> [Instructions to follow]:
List every full calendar date (month, day, and year) that appears in the condominium decision excerpt below.

> [Supplied text]:
↓

Ms. McCoy highlighted that the board meeting minutes do not mention a work stoppage which occurred when an owner allegedly interfered with a contractor and she provided a July 14, 2022 e-mail from Ms. Wyville which was sent to a block of owners as evidence of the incident. That e-mail, sent a week after the incident, indicates that the board addressed the issue by asking owners to stop interfering with the contractors and by arranging for the work to re-commence. Ms. McCoy also raised that there are no minutes which refer to the leak in her basement although leaks in other units are referenced. The evidence is that two contractors and the project engineer were called in to address the issue and that the first contractor attended two days after Ms. McCoy reported the leak. While Ms. McCoy submitted that these items should have been documented in board meeting minutes, it appears that they were addressed by the condominium manager and the board when they occurred as part of their ongoing responsibility to manage the affairs of the corporation. Therefore, I do not find that the omission of these items renders the board minutes inadequate.

[42]    Ms. McCoy also submitted that the fact the minutes of the June 4, 2023 board meeting contain an information item about a replacement for a misplaced owner’s bank draft is evidence that the corporation is not keeping adequate records. However, the fact that a document may have been misplaced in the management office is not evidence that the corporation is failing to keep adequate financial records.

[43]    Other arguments which Ms. McCoy made with respect to the adequacy of records are related to the corporation’s management practices. As noted above in para. 24, she parsed each of the requests for payment the stipulated price contractor submitted to the corporation and suggested that a number of them did not contain sufficient back-up information. She also requested and received copies of the invoices the corporation paid to its counsel from 2018 to the date of her Request for Records. She submitted that she did not find reference to approval of some of the expenditures in the minutes of board meetings and questioned that the corporation needed to retain counsel for some of the invoiced work. Section 55 (1) of the Act requires the corporation to keep its financial records and the fact Ms. McCoy received copies of the invoices she requested is evidence that it has done so. That she assesses the information submitted by vendors to be inadequate or questions the corporation’s decision to make certain expenditures is not related to the corporation’s obligation to keep adequate records. Rather, Ms. McCoy is questioning the corporation’s management of its finances; this is a governance issue.

[44]    Ms. McCoy is also concerned about the communication practices of the corporation. She submitted that the corporation’s failure to promptly post the minutes of its board meetings on Condo Control as an example of a failure to keep adequate records. While posting approved minutes for owners’ information may be a best practice, SCC 119 has no legal obligation to do so. I do acknowledge that, in an October 14, 2022 letter sent to Ms. McCoy in response to her 2022 Request for Records, SCC 119’s counsel advised that no board meetings were held in the months of September, October and November, 2021. Ms. McCoy provided evidence that minutes of these meetings were subsequently posted to Condo Control. She suggested that these minutes were “possibly fabricated.” I find it more likely that counsel was misinformed by the corporation. Further, I note these records are not among those requested in the Request for Records before me and therefore are not at issue in this matter.

↑

> [Information shown]:
↓

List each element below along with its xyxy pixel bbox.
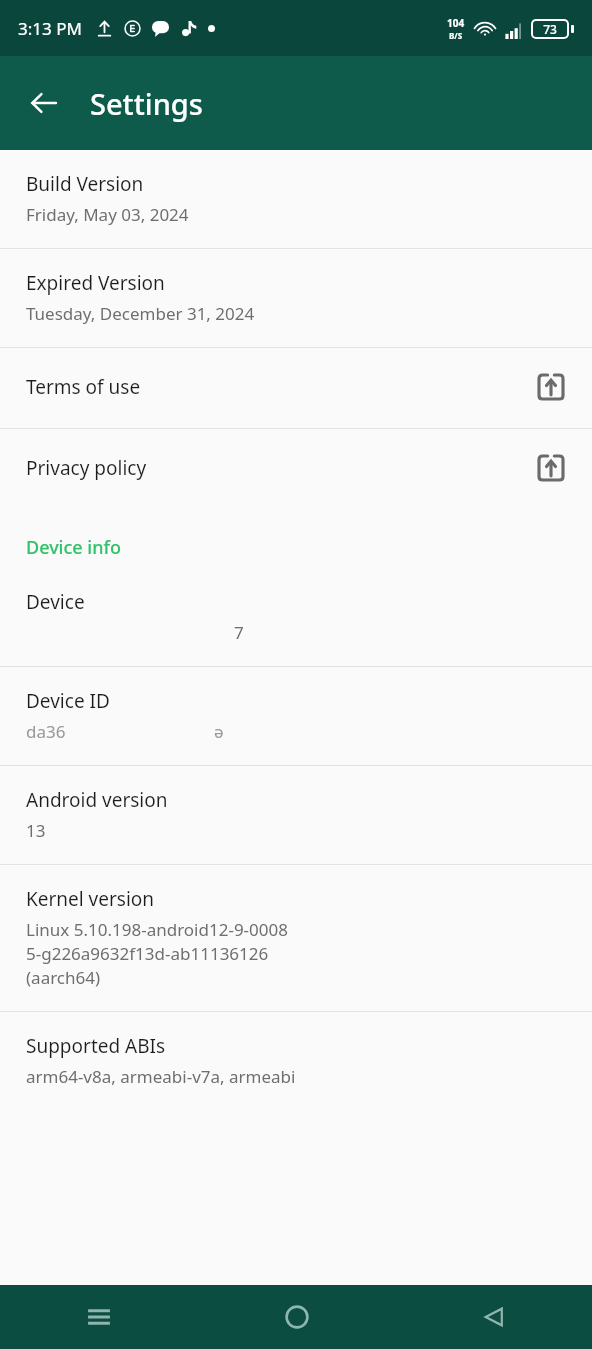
staticText: da36 <box>26 720 66 743</box>
staticText: ə <box>214 720 224 743</box>
staticText: Linux 5.10.198-android12-9-0008 5-g226a9… <box>26 918 288 989</box>
staticText: 73 <box>543 21 557 37</box>
staticText: Kernel version <box>26 886 155 912</box>
staticText: Tuesday, December 31, 2024 <box>26 302 255 325</box>
button[interactable]: Terms of use <box>0 348 592 428</box>
staticText: Device ID <box>26 688 110 714</box>
staticText: Terms of use <box>26 374 536 400</box>
staticText: B/S <box>449 30 463 41</box>
other: Open link <box>536 372 566 402</box>
staticText: Android version <box>26 787 168 813</box>
button[interactable]: Build Version <box>0 150 592 248</box>
staticText: Supported ABIs <box>26 1033 166 1059</box>
staticText: Privacy policy <box>26 455 536 481</box>
staticText: Settings <box>90 84 203 123</box>
staticText: Build Version <box>26 171 144 197</box>
button[interactable]: Expired Version <box>0 249 592 347</box>
staticText: 7 <box>234 621 244 644</box>
button[interactable]: Device <box>0 568 592 666</box>
button[interactable]: Home <box>198 1285 395 1349</box>
button[interactable]: Kernel version <box>0 865 592 1011</box>
staticText: Device <box>26 589 85 615</box>
staticText: Expired Version <box>26 270 165 296</box>
button[interactable]: Back <box>20 79 68 127</box>
staticText: Device info <box>26 535 121 560</box>
staticText: Friday, May 03, 2024 <box>26 203 189 226</box>
staticText: arm64-v8a, armeabi-v7a, armeabi <box>26 1065 296 1088</box>
staticText: 13 <box>26 819 46 842</box>
button[interactable]: Recents <box>0 1285 198 1349</box>
button[interactable]: Device ID <box>0 667 592 765</box>
button[interactable]: Android version <box>0 766 592 864</box>
button[interactable]: Back <box>395 1285 592 1349</box>
button[interactable]: Supported ABIs <box>0 1012 592 1110</box>
staticText: 104 <box>447 16 465 30</box>
other: Open link <box>536 453 566 483</box>
button[interactable]: Privacy policy <box>0 429 592 509</box>
staticText: 3:13 PM <box>18 17 82 40</box>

↑

> [Final result]:
- July 14, 2022
- June 4, 2023
- October 14, 2022